--- START OF GIVEN ENTRIES ---

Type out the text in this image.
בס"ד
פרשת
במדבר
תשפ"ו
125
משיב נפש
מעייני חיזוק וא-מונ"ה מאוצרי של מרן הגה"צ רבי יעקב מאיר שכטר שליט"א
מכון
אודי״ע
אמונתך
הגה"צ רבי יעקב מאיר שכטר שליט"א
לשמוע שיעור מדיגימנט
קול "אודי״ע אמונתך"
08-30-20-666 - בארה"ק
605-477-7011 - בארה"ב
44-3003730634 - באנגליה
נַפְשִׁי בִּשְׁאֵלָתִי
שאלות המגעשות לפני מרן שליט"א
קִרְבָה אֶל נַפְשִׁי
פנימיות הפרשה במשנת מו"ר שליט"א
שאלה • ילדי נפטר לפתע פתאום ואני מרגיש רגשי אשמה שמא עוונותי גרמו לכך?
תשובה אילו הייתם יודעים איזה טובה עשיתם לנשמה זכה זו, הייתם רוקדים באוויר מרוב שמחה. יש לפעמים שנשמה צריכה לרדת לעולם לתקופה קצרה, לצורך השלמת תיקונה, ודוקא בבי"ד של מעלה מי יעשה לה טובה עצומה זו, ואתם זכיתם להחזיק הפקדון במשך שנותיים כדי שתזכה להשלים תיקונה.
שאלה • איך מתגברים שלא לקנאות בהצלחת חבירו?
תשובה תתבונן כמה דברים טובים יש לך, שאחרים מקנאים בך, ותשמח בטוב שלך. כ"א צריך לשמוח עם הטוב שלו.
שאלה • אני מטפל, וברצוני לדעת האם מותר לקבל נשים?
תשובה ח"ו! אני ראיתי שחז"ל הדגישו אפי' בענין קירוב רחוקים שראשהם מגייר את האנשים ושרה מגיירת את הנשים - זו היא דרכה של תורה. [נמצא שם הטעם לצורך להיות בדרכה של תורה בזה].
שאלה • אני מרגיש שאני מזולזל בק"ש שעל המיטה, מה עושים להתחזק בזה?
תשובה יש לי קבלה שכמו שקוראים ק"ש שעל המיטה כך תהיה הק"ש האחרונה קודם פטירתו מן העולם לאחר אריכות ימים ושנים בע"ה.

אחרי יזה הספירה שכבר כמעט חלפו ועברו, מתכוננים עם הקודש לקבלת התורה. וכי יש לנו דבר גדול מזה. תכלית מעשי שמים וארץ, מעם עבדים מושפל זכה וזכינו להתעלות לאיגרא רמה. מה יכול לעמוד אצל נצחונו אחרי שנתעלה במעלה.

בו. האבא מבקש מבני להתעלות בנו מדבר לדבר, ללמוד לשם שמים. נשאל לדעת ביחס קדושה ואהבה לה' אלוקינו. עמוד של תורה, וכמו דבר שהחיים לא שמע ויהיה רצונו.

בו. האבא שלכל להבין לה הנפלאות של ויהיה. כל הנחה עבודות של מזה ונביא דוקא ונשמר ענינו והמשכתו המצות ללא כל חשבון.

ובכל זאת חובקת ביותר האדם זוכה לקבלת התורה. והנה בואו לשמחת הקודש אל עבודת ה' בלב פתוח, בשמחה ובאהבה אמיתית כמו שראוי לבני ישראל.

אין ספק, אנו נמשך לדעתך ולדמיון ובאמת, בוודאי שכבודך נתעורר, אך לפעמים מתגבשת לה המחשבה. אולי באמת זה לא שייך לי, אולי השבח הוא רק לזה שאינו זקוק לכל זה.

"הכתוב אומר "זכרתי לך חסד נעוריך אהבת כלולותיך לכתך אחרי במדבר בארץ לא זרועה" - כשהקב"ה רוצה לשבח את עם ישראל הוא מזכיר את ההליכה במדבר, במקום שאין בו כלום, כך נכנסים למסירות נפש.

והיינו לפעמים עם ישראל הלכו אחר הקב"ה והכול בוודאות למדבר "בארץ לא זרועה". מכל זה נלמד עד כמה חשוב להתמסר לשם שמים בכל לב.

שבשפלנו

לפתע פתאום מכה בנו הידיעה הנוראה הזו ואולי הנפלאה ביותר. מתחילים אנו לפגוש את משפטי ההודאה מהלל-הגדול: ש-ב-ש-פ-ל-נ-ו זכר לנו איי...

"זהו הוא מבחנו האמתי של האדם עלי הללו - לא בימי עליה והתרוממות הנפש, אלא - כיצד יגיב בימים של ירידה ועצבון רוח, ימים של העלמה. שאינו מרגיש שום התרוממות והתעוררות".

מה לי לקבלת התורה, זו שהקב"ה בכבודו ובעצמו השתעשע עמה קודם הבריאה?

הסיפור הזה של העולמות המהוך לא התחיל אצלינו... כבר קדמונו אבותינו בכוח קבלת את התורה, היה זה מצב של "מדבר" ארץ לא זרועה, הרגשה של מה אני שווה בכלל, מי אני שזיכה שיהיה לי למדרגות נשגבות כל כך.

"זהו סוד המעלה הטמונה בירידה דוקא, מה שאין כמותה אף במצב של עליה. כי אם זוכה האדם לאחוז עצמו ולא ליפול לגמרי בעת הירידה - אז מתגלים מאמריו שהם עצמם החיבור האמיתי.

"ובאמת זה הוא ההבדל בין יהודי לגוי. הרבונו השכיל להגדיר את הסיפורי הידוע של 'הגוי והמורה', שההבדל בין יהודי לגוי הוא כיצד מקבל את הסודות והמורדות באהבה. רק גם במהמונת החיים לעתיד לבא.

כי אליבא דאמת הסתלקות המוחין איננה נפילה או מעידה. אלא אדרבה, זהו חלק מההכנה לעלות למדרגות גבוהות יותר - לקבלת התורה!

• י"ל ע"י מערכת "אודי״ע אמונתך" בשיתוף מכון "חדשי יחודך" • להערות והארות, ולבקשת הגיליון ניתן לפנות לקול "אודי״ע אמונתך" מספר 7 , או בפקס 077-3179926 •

--- END OF GIVEN ENTRIES ---

■ **WHAT TO DO**: Each line in the material above must be retyped without alteration.

■ **RESPONSE TO THIS EXERCISE**:
Type out the text in this image.
בס"ד
פרשת
במדבר
תשפ"ו
125
משיב נפש
מעייני חיזוק וא-מונ"ה מאוצרי של מרן הגה"צ רבי יעקב מאיר שכטר שליט"א
מכון
אודי״ע
אמונתך
הגה"צ רבי יעקב מאיר שכטר שליט"א
לשמוע שיעור מדיגימנט
קול "אודי״ע אמונתך"
08-30-20-666 - בארה"ק
605-477-7011 - בארה"ב
44-3003730634 - באנגליה
נַפְשִׁי בִּשְׁאֵלָתִי
שאלות המגעשות לפני מרן שליט"א
קִרְבָה אֶל נַפְשִׁי
פנימיות הפרשה במשנת מו"ר שליט"א
שאלה • ילדי נפטר לפתע פתאום ואני מרגיש רגשי אשמה שמא עוונותי גרמו לכך?
תשובה אילו הייתם יודעים איזה טובה עשיתם לנשמה זכה זו, הייתם רוקדים באוויר מרוב שמחה. יש לפעמים שנשמה צריכה לרדת לעולם לתקופה קצרה, לצורך השלמת תיקונה, ודוקא בבי"ד של מעלה מי יעשה לה טובה עצומה זו, ואתם זכיתם להחזיק הפקדון במשך שנותיים כדי שתזכה להשלים תיקונה.
שאלה • איך מתגברים שלא לקנאות בהצלחת חבירו?
תשובה תתבונן כמה דברים טובים יש לך, שאחרים מקנאים בך, ותשמח בטוב שלך. כ"א צריך לשמוח עם הטוב שלו.
שאלה • אני מטפל, וברצוני לדעת האם מותר לקבל נשים?
תשובה ח"ו! אני ראיתי שחז"ל הדגישו אפי' בענין קירוב רחוקים שראשהם מגייר את האנשים ושרה מגיירת את הנשים - זו היא דרכה של תורה. [נמצא שם הטעם לצורך להיות בדרכה של תורה בזה].
שאלה • אני מרגיש שאני מזולזל בק"ש שעל המיטה, מה עושים להתחזק בזה?
תשובה יש לי קבלה שכמו שקוראים ק"ש שעל המיטה כך תהיה הק"ש האחרונה קודם פטירתו מן העולם לאחר אריכות ימים ושנים בע"ה.

אחרי יזה הספירה שכבר כמעט חלפו ועברו, מתכוננים עם הקודש לקבלת התורה. וכי יש לנו דבר גדול מזה. תכלית מעשי שמים וארץ, מעם עבדים מושפל זכה וזכינו להתעלות לאיגרא רמה. מה יכול לעמוד אצל נצחונו אחרי שנתעלה במעלה.

בו. האבא מבקש מבני להתעלות בנו מדבר לדבר, ללמוד לשם שמים. נשאל לדעת ביחס קדושה ואהבה לה' אלוקינו. עמוד של תורה, וכמו דבר שהחיים לא שמע ויהיה רצונו.

בו. האבא שלכל להבין לה הנפלאות של ויהיה. כל הנחה עבודות של מזה ונביא דוקא ונשמר ענינו והמשכתו המצות ללא כל חשבון.

ובכל זאת חובקת ביותר האדם זוכה לקבלת התורה. והנה בואו לשמחת הקודש אל עבודת ה' בלב פתוח, בשמחה ובאהבה אמיתית כמו שראוי לבני ישראל.

אין ספק, אנו נמשך לדעתך ולדמיון ובאמת, בוודאי שכבודך נתעורר, אך לפעמים מתגבשת לה המחשבה. אולי באמת זה לא שייך לי, אולי השבח הוא רק לזה שאינו זקוק לכל זה.

"הכתוב אומר "זכרתי לך חסד נעוריך אהבת כלולותיך לכתך אחרי במדבר בארץ לא זרועה" - כשהקב"ה רוצה לשבח את עם ישראל הוא מזכיר את ההליכה במדבר, במקום שאין בו כלום, כך נכנסים למסירות נפש.

והיינו לפעמים עם ישראל הלכו אחר הקב"ה והכול בוודאות למדבר "בארץ לא זרועה". מכל זה נלמד עד כמה חשוב להתמסר לשם שמים בכל לב.

שבשפלנו

לפתע פתאום מכה בנו הידיעה הנוראה הזו ואולי הנפלאה ביותר. מתחילים אנו לפגוש את משפטי ההודאה מהלל-הגדול: ש-ב-ש-פ-ל-נ-ו זכר לנו איי...

"זהו הוא מבחנו האמתי של האדם עלי הללו - לא בימי עליה והתרוממות הנפש, אלא - כיצד יגיב בימים של ירידה ועצבון רוח, ימים של העלמה. שאינו מרגיש שום התרוממות והתעוררות".

מה לי לקבלת התורה, זו שהקב"ה בכבודו ובעצמו השתעשע עמה קודם הבריאה?

הסיפור הזה של העולמות המהוך לא התחיל אצלינו... כבר קדמונו אבותינו בכוח קבלת את התורה, היה זה מצב של "מדבר" ארץ לא זרועה, הרגשה של מה אני שווה בכלל, מי אני שזיכה שיהיה לי למדרגות נשגבות כל כך.

"זהו סוד המעלה הטמונה בירידה דוקא, מה שאין כמותה אף במצב של עליה. כי אם זוכה האדם לאחוז עצמו ולא ליפול לגמרי בעת הירידה - אז מתגלים מאמריו שהם עצמם החיבור האמיתי.

"ובאמת זה הוא ההבדל בין יהודי לגוי. הרבונו השכיל להגדיר את הסיפורי הידוע של 'הגוי והמורה', שההבדל בין יהודי לגוי הוא כיצד מקבל את הסודות והמורדות באהבה. רק גם במהמונת החיים לעתיד לבא.

כי אליבא דאמת הסתלקות המוחין איננה נפילה או מעידה. אלא אדרבה, זהו חלק מההכנה לעלות למדרגות גבוהות יותר - לקבלת התורה!

• י"ל ע"י מערכת "אודי״ע אמונתך" בשיתוף מכון "חדשי יחודך" • להערות והארות, ולבקשת הגיליון ניתן לפנות לקול "אודי״ע אמונתך" מספר 7 , או בפקס 077-3179926 •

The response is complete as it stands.